■ **Excerpted data**

--

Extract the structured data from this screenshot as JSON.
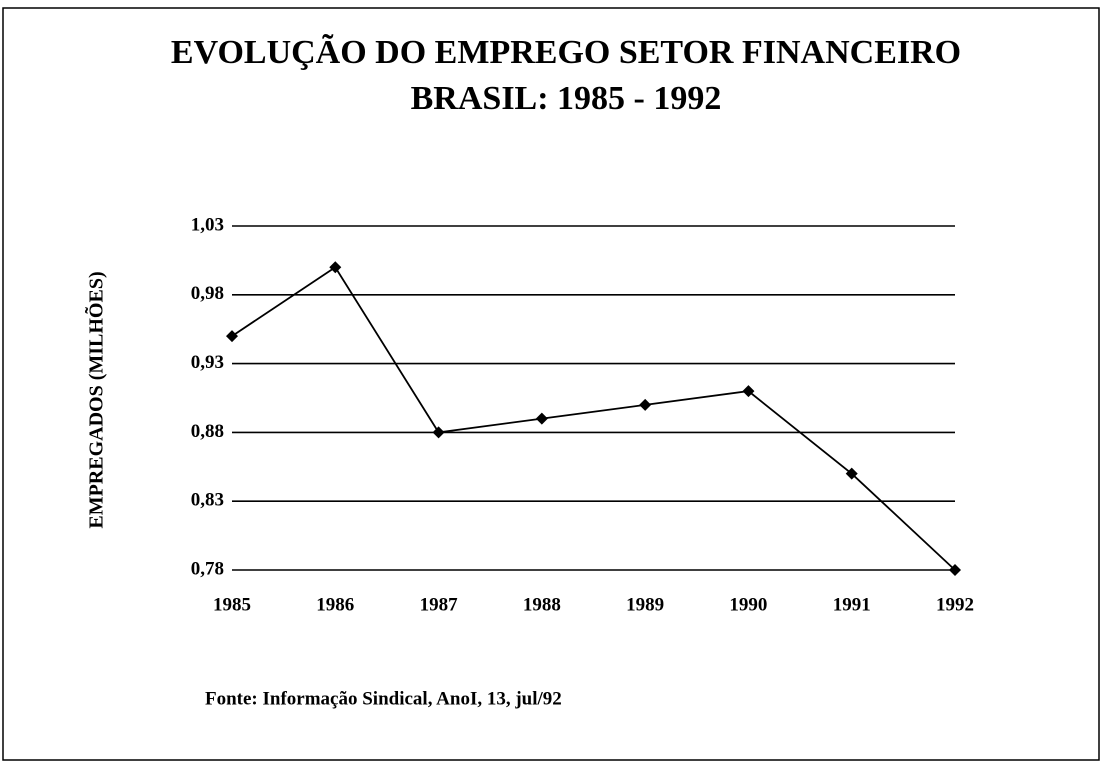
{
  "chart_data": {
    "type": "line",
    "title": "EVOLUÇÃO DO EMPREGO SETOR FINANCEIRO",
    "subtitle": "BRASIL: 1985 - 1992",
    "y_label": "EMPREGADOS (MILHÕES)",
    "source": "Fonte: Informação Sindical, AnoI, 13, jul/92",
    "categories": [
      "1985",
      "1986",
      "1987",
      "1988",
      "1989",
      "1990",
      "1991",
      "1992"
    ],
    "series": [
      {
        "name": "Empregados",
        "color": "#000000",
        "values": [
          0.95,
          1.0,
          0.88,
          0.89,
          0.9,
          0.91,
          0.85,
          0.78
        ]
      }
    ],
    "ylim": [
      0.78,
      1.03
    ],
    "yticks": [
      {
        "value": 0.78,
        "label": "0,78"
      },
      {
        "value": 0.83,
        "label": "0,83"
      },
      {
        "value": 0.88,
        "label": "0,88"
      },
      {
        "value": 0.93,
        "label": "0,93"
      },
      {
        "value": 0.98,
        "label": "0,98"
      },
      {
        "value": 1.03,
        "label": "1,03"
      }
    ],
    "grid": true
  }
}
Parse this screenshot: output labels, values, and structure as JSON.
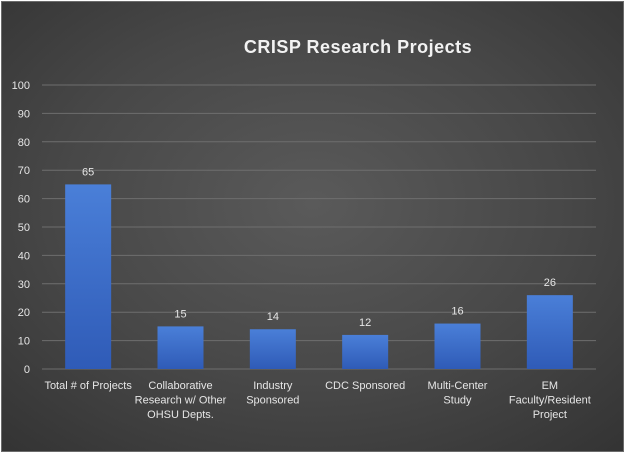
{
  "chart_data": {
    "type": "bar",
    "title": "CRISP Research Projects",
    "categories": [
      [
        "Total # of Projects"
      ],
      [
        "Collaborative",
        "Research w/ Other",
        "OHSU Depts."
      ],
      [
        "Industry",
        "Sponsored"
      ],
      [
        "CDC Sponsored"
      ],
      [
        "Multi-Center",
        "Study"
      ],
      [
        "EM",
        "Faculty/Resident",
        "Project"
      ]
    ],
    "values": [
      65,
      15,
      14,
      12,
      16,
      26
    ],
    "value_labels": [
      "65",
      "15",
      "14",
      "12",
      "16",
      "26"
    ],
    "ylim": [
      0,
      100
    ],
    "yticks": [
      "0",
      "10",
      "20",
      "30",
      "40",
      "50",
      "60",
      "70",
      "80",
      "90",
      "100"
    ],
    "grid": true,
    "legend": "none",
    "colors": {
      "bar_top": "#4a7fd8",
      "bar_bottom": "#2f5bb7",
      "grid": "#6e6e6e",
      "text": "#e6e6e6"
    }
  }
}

--

■ **Instructions for the task**
Copy the data character for character, but drop all pictures from the copy.

■ **Written reply**
Extract the structured data from this screenshot as JSON.
{
  "chart_data": {
    "type": "line",
    "title": "EVOLUÇÃO DO EMPREGO SETOR FINANCEIRO",
    "subtitle": "BRASIL: 1985 - 1992",
    "y_label": "EMPREGADOS (MILHÕES)",
    "source": "Fonte: Informação Sindical, AnoI, 13, jul/92",
    "categories": [
      "1985",
      "1986",
      "1987",
      "1988",
      "1989",
      "1990",
      "1991",
      "1992"
    ],
    "series": [
      {
        "name": "Empregados",
        "color": "#000000",
        "values": [
          0.95,
          1.0,
          0.88,
          0.89,
          0.9,
          0.91,
          0.85,
          0.78
        ]
      }
    ],
    "ylim": [
      0.78,
      1.03
    ],
    "yticks": [
      {
        "value": 0.78,
        "label": "0,78"
      },
      {
        "value": 0.83,
        "label": "0,83"
      },
      {
        "value": 0.88,
        "label": "0,88"
      },
      {
        "value": 0.93,
        "label": "0,93"
      },
      {
        "value": 0.98,
        "label": "0,98"
      },
      {
        "value": 1.03,
        "label": "1,03"
      }
    ],
    "grid": true
  }
}
Parse this screenshot: output labels, values, and structure as JSON.
{
  "chart_data": {
    "type": "bar",
    "title": "CRISP Research Projects",
    "categories": [
      [
        "Total # of Projects"
      ],
      [
        "Collaborative",
        "Research w/ Other",
        "OHSU Depts."
      ],
      [
        "Industry",
        "Sponsored"
      ],
      [
        "CDC Sponsored"
      ],
      [
        "Multi-Center",
        "Study"
      ],
      [
        "EM",
        "Faculty/Resident",
        "Project"
      ]
    ],
    "values": [
      65,
      15,
      14,
      12,
      16,
      26
    ],
    "value_labels": [
      "65",
      "15",
      "14",
      "12",
      "16",
      "26"
    ],
    "ylim": [
      0,
      100
    ],
    "yticks": [
      "0",
      "10",
      "20",
      "30",
      "40",
      "50",
      "60",
      "70",
      "80",
      "90",
      "100"
    ],
    "grid": true,
    "legend": "none",
    "colors": {
      "bar_top": "#4a7fd8",
      "bar_bottom": "#2f5bb7",
      "grid": "#6e6e6e",
      "text": "#e6e6e6"
    }
  }
}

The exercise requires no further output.